Recorded information ▸
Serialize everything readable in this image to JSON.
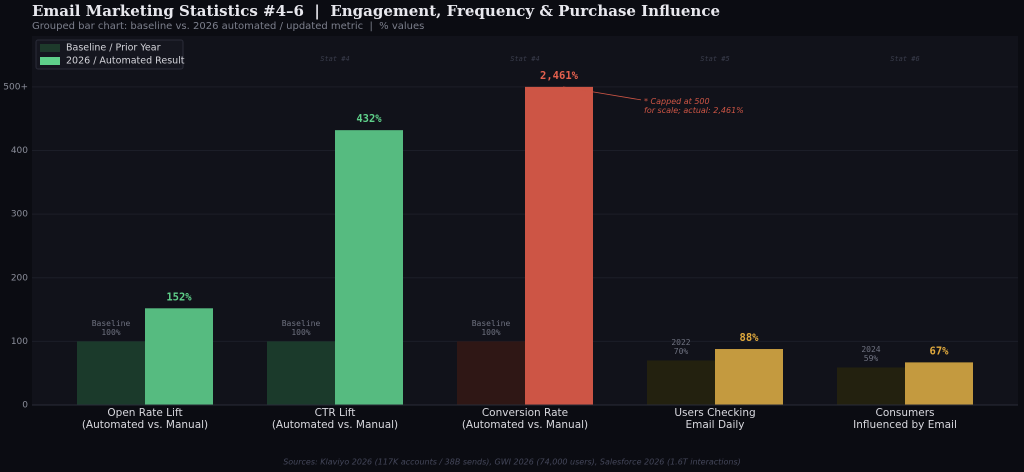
{
  "chart_data": {
    "type": "bar",
    "title": "Email Marketing Statistics #4–6  |  Engagement, Frequency & Purchase Influence",
    "subtitle": "Grouped bar chart: baseline vs. 2026 automated / updated metric  |  % values",
    "source": "Sources: Klaviyo 2026 (117K accounts / 38B sends), GWI 2026 (74,000 users), Salesforce 2026 (1.6T interactions)",
    "categories": [
      [
        "Open Rate Lift",
        "(Automated vs. Manual)"
      ],
      [
        "CTR Lift",
        "(Automated vs. Manual)"
      ],
      [
        "Conversion Rate",
        "(Automated vs. Manual)"
      ],
      [
        "Users Checking",
        "Email Daily"
      ],
      [
        "Consumers",
        "Influenced by Email"
      ]
    ],
    "stat_labels": [
      null,
      "Stat #4",
      "Stat #4",
      "Stat #5",
      "Stat #6"
    ],
    "series": [
      {
        "name": "Baseline / Prior Year",
        "color": "#1d3a2b",
        "colors": [
          "#1b3a2b",
          "#1b3a2b",
          "#2f1715",
          "#23210f",
          "#23210f"
        ],
        "values": [
          100,
          100,
          100,
          70,
          59
        ],
        "period_labels": [
          "Baseline",
          "Baseline",
          "Baseline",
          "2022",
          "2024"
        ],
        "value_labels": [
          "100%",
          "100%",
          "100%",
          "70%",
          "59%"
        ]
      },
      {
        "name": "2026 / Automated Result",
        "color": "#5fd08a",
        "colors": [
          "#56bb80",
          "#56bb80",
          "#cd5545",
          "#c49a3f",
          "#c49a3f"
        ],
        "label_colors": [
          "#5fd08a",
          "#5fd08a",
          "#e4604e",
          "#e0a93d",
          "#e0a93d"
        ],
        "values": [
          152,
          432,
          2461,
          88,
          67
        ],
        "value_labels": [
          "152%",
          "432%",
          "2,461%",
          "88%",
          "67%"
        ]
      }
    ],
    "annotation": [
      "* Capped at 500",
      "for scale; actual: 2,461%"
    ],
    "ylim": [
      0,
      580
    ],
    "yticks": [
      0,
      100,
      200,
      300,
      400,
      {
        "value": 500,
        "label": "500+"
      }
    ],
    "grid": true,
    "legend": "upper left"
  }
}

What you will do ▸
Without the pictures, restate each entry exactly.

Solution below ▸
Serialize everything readable in this image to JSON.
{
  "chart_data": {
    "type": "bar",
    "title": "Email Marketing Statistics #4–6  |  Engagement, Frequency & Purchase Influence",
    "subtitle": "Grouped bar chart: baseline vs. 2026 automated / updated metric  |  % values",
    "source": "Sources: Klaviyo 2026 (117K accounts / 38B sends), GWI 2026 (74,000 users), Salesforce 2026 (1.6T interactions)",
    "categories": [
      [
        "Open Rate Lift",
        "(Automated vs. Manual)"
      ],
      [
        "CTR Lift",
        "(Automated vs. Manual)"
      ],
      [
        "Conversion Rate",
        "(Automated vs. Manual)"
      ],
      [
        "Users Checking",
        "Email Daily"
      ],
      [
        "Consumers",
        "Influenced by Email"
      ]
    ],
    "stat_labels": [
      null,
      "Stat #4",
      "Stat #4",
      "Stat #5",
      "Stat #6"
    ],
    "series": [
      {
        "name": "Baseline / Prior Year",
        "color": "#1d3a2b",
        "colors": [
          "#1b3a2b",
          "#1b3a2b",
          "#2f1715",
          "#23210f",
          "#23210f"
        ],
        "values": [
          100,
          100,
          100,
          70,
          59
        ],
        "period_labels": [
          "Baseline",
          "Baseline",
          "Baseline",
          "2022",
          "2024"
        ],
        "value_labels": [
          "100%",
          "100%",
          "100%",
          "70%",
          "59%"
        ]
      },
      {
        "name": "2026 / Automated Result",
        "color": "#5fd08a",
        "colors": [
          "#56bb80",
          "#56bb80",
          "#cd5545",
          "#c49a3f",
          "#c49a3f"
        ],
        "label_colors": [
          "#5fd08a",
          "#5fd08a",
          "#e4604e",
          "#e0a93d",
          "#e0a93d"
        ],
        "values": [
          152,
          432,
          2461,
          88,
          67
        ],
        "value_labels": [
          "152%",
          "432%",
          "2,461%",
          "88%",
          "67%"
        ]
      }
    ],
    "annotation": [
      "* Capped at 500",
      "for scale; actual: 2,461%"
    ],
    "ylim": [
      0,
      580
    ],
    "yticks": [
      0,
      100,
      200,
      300,
      400,
      {
        "value": 500,
        "label": "500+"
      }
    ],
    "grid": true,
    "legend": "upper left"
  }
}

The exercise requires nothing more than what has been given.